**TASK PROMPT**
Pull out every line below that contains the word "populates".

-- Begin --

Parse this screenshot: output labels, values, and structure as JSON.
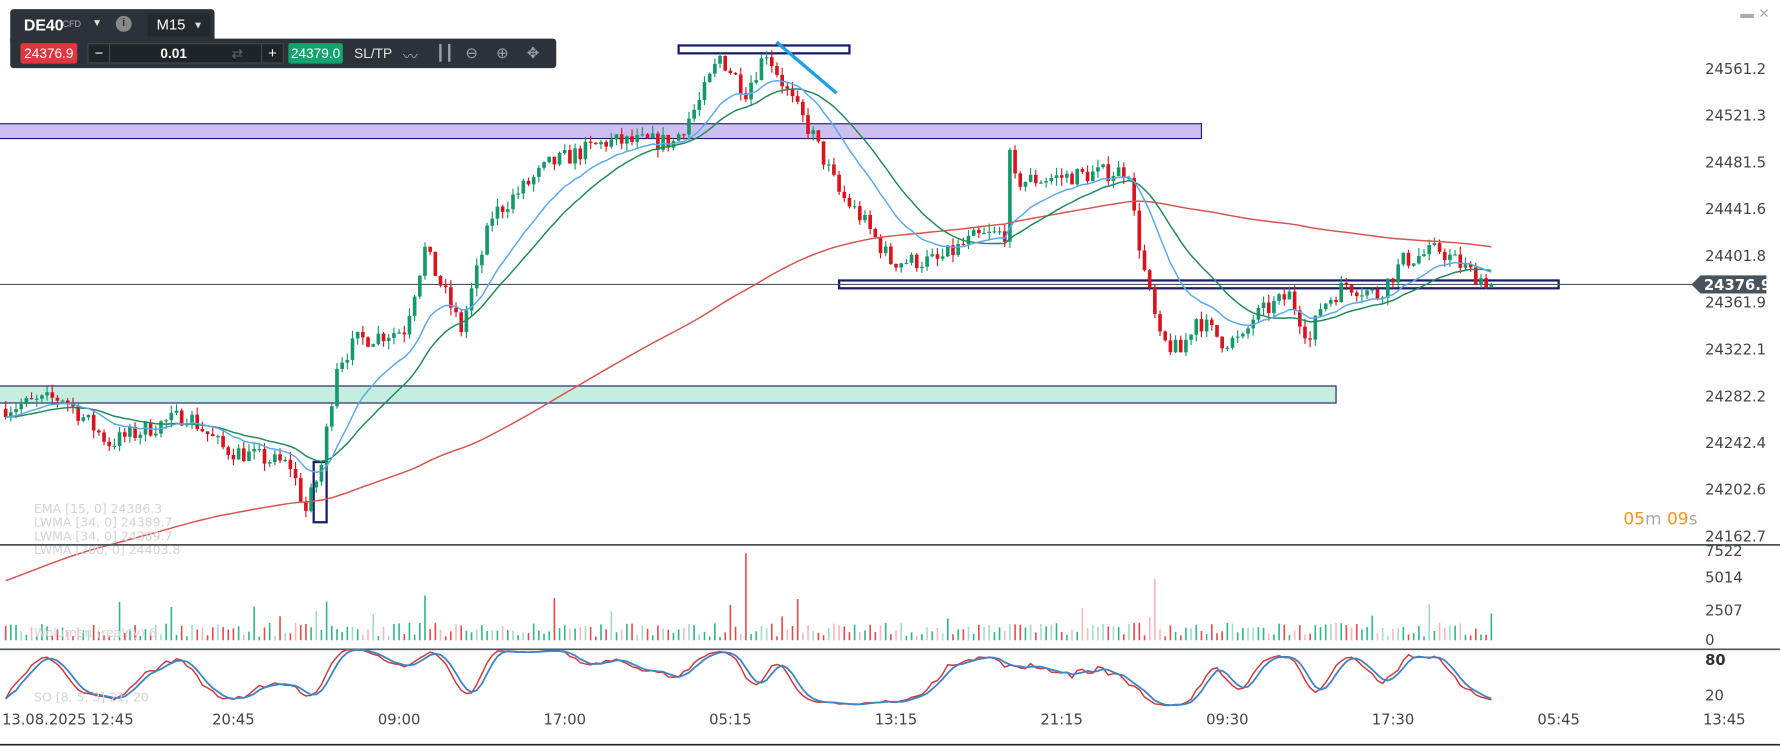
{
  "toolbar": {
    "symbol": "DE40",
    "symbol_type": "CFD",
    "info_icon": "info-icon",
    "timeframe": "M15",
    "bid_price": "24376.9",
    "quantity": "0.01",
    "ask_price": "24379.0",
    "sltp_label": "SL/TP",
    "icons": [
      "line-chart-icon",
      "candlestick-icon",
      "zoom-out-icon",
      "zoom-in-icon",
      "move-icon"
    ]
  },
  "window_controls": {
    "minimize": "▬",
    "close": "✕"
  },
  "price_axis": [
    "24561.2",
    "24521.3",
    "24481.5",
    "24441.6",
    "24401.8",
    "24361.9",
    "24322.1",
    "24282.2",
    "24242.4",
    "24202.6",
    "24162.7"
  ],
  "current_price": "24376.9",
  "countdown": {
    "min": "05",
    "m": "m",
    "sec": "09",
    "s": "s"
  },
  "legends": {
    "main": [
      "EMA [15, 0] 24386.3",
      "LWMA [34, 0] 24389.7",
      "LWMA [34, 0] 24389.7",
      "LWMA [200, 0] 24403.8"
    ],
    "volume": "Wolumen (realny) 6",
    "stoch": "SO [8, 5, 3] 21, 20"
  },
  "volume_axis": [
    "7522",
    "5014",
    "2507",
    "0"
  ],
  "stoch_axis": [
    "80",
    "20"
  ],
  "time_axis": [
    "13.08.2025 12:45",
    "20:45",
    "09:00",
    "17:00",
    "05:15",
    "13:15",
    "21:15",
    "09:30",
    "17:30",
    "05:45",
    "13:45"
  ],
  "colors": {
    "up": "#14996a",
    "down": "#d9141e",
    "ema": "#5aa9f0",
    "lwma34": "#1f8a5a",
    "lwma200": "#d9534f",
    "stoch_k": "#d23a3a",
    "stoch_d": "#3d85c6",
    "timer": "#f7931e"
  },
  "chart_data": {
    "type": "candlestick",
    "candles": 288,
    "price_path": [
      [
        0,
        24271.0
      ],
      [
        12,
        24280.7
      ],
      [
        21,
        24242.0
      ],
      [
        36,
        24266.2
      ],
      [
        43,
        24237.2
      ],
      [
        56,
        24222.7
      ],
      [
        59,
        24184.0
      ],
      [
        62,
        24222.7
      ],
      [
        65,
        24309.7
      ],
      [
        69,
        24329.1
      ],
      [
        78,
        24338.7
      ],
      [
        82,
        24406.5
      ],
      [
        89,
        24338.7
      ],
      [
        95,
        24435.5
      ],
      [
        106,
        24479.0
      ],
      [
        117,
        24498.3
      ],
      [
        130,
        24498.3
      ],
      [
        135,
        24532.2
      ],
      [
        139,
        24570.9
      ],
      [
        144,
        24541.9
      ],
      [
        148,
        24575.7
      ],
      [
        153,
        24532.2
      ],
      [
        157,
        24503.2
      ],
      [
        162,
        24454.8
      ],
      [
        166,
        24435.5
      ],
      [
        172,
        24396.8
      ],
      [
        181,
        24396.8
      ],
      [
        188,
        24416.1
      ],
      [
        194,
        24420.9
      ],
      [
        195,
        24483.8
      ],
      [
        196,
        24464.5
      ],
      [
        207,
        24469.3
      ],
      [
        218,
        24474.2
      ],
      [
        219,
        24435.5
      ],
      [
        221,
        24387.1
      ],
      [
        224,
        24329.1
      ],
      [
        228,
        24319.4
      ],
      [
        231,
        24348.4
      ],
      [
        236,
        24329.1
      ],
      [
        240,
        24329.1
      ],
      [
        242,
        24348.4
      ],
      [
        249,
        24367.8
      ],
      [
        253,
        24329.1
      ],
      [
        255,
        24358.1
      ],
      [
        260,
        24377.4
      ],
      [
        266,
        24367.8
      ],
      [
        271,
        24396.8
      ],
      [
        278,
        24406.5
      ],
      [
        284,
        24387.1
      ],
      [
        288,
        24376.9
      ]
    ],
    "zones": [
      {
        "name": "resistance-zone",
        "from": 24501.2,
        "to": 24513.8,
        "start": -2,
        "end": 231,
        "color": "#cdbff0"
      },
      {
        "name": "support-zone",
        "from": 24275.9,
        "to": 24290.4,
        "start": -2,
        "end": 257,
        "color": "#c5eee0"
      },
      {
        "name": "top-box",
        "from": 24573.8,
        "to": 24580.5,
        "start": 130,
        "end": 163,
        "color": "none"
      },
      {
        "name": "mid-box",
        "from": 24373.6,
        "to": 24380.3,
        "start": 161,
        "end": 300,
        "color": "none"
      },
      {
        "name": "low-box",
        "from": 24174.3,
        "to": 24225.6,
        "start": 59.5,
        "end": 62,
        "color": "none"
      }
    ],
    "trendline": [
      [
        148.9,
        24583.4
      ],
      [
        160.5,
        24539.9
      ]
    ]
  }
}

-- End --
-- Begin --

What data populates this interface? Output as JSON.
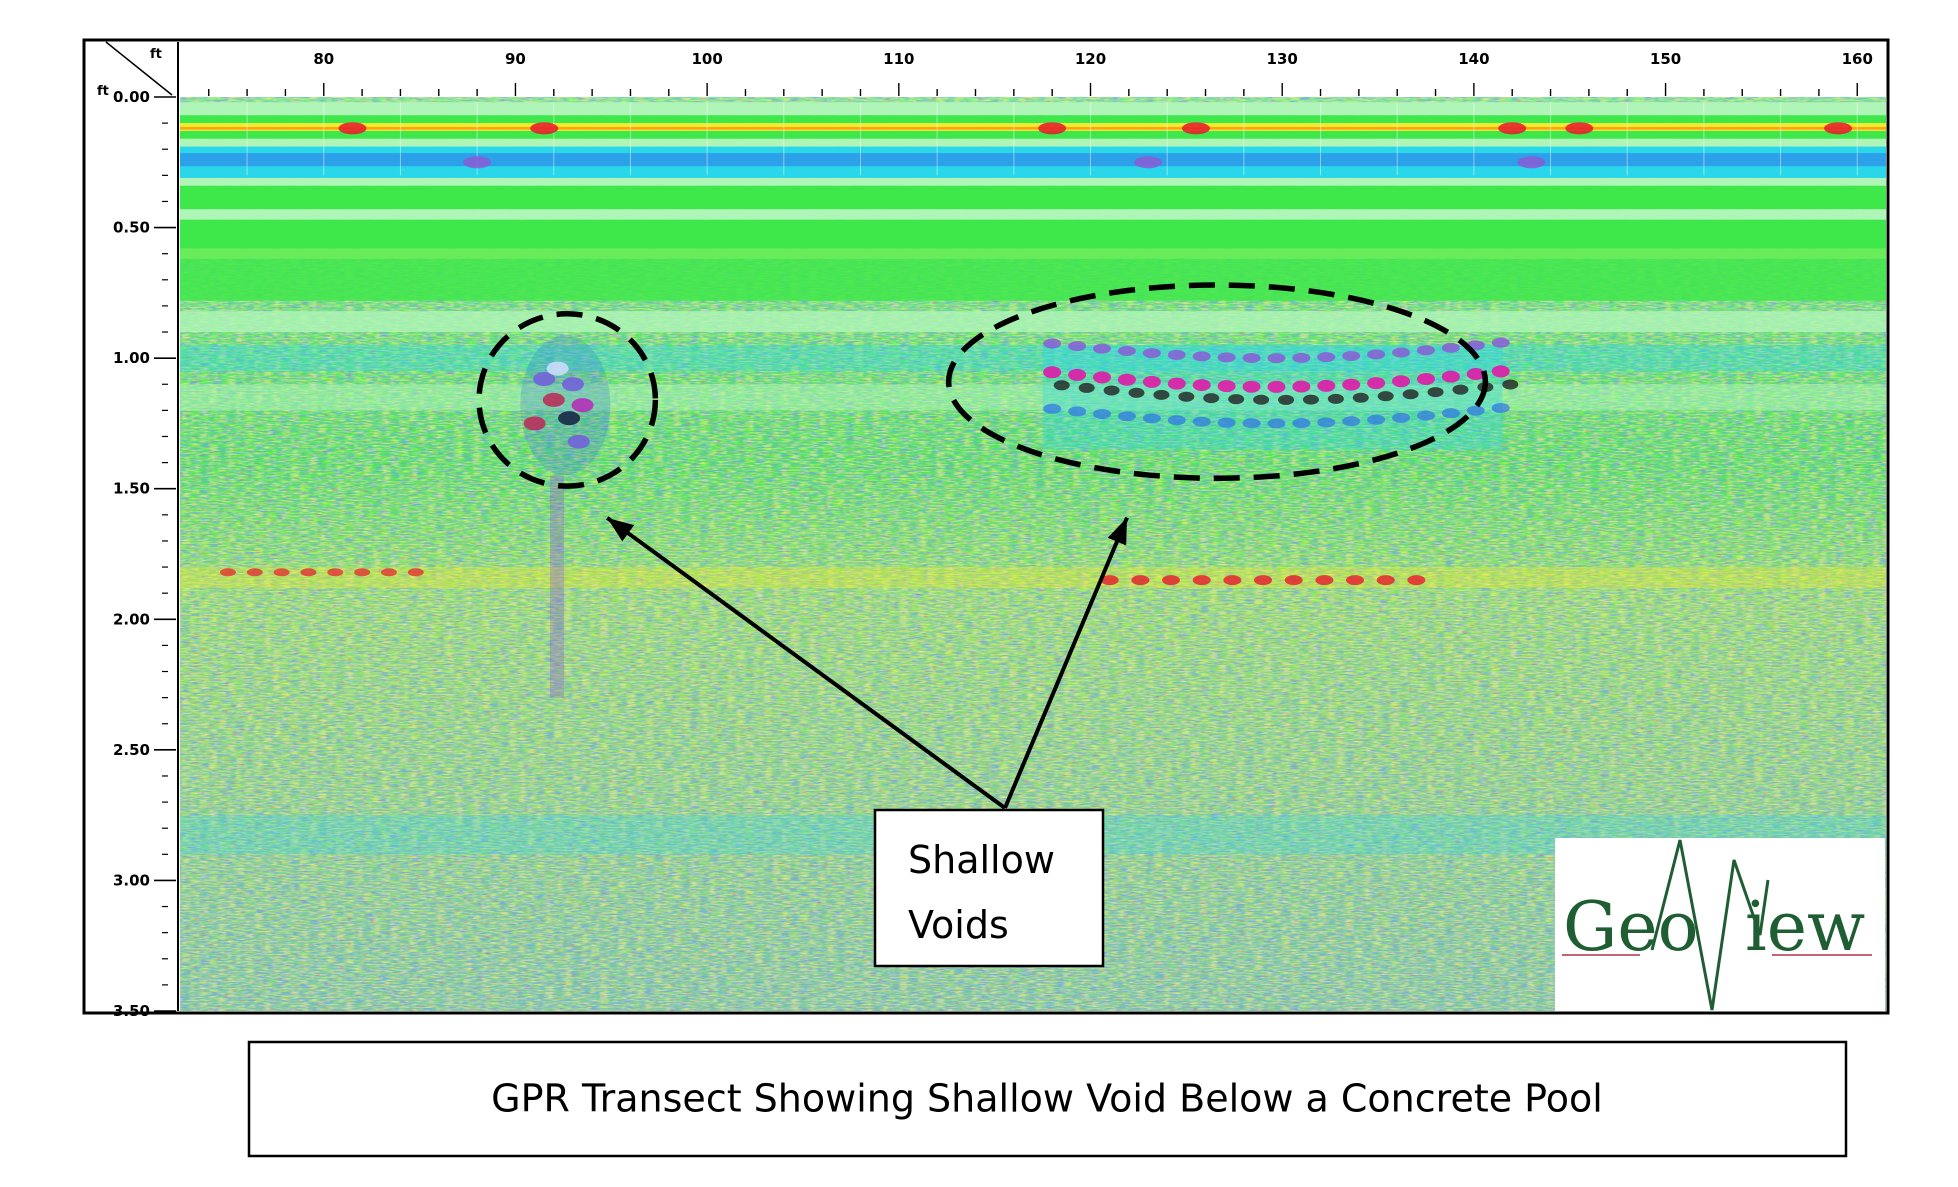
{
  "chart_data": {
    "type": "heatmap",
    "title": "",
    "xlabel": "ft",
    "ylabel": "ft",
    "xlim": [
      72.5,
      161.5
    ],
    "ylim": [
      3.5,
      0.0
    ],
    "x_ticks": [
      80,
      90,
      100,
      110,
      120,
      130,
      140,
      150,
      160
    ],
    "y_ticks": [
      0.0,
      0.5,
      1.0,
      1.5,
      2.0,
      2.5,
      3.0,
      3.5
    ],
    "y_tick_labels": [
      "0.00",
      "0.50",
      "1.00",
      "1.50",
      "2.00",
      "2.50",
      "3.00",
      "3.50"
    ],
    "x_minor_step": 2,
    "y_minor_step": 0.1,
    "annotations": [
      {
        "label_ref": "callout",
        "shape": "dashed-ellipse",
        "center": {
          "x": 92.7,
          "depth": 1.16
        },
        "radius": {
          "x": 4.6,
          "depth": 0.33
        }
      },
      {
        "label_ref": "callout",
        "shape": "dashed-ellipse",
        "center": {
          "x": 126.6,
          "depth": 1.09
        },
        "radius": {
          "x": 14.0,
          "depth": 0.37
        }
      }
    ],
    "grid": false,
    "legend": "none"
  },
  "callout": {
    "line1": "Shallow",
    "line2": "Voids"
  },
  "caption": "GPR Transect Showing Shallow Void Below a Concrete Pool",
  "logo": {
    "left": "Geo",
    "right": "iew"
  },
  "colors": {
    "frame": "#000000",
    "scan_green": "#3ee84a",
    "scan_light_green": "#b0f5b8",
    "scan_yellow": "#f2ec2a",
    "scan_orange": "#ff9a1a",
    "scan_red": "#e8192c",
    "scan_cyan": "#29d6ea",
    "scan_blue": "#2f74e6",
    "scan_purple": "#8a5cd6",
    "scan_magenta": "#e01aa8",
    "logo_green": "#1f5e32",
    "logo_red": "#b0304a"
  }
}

-- End --
-- Begin --

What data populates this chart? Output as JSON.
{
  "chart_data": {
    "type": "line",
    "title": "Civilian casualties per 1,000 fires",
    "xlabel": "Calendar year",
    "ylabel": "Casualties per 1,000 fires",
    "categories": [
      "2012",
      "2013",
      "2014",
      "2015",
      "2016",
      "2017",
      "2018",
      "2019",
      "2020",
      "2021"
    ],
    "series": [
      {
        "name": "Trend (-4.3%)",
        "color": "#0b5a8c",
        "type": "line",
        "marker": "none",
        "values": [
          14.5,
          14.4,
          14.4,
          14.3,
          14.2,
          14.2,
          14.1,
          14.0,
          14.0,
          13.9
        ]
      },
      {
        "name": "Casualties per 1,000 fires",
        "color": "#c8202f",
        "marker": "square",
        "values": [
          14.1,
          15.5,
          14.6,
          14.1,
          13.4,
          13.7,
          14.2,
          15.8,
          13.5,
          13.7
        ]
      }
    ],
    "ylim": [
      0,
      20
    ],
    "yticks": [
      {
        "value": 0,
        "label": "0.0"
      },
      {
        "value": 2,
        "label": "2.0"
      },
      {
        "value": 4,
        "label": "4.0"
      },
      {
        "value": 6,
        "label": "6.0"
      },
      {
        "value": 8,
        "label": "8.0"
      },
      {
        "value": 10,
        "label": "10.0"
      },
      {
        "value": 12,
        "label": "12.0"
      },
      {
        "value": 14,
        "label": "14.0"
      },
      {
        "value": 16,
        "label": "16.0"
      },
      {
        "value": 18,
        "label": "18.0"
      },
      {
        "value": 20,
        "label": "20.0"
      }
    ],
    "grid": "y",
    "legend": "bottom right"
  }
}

-- End --

**EXERCISE RESULT**
What data populates this interface? Output as JSON.
What data populates this chart? Output as JSON.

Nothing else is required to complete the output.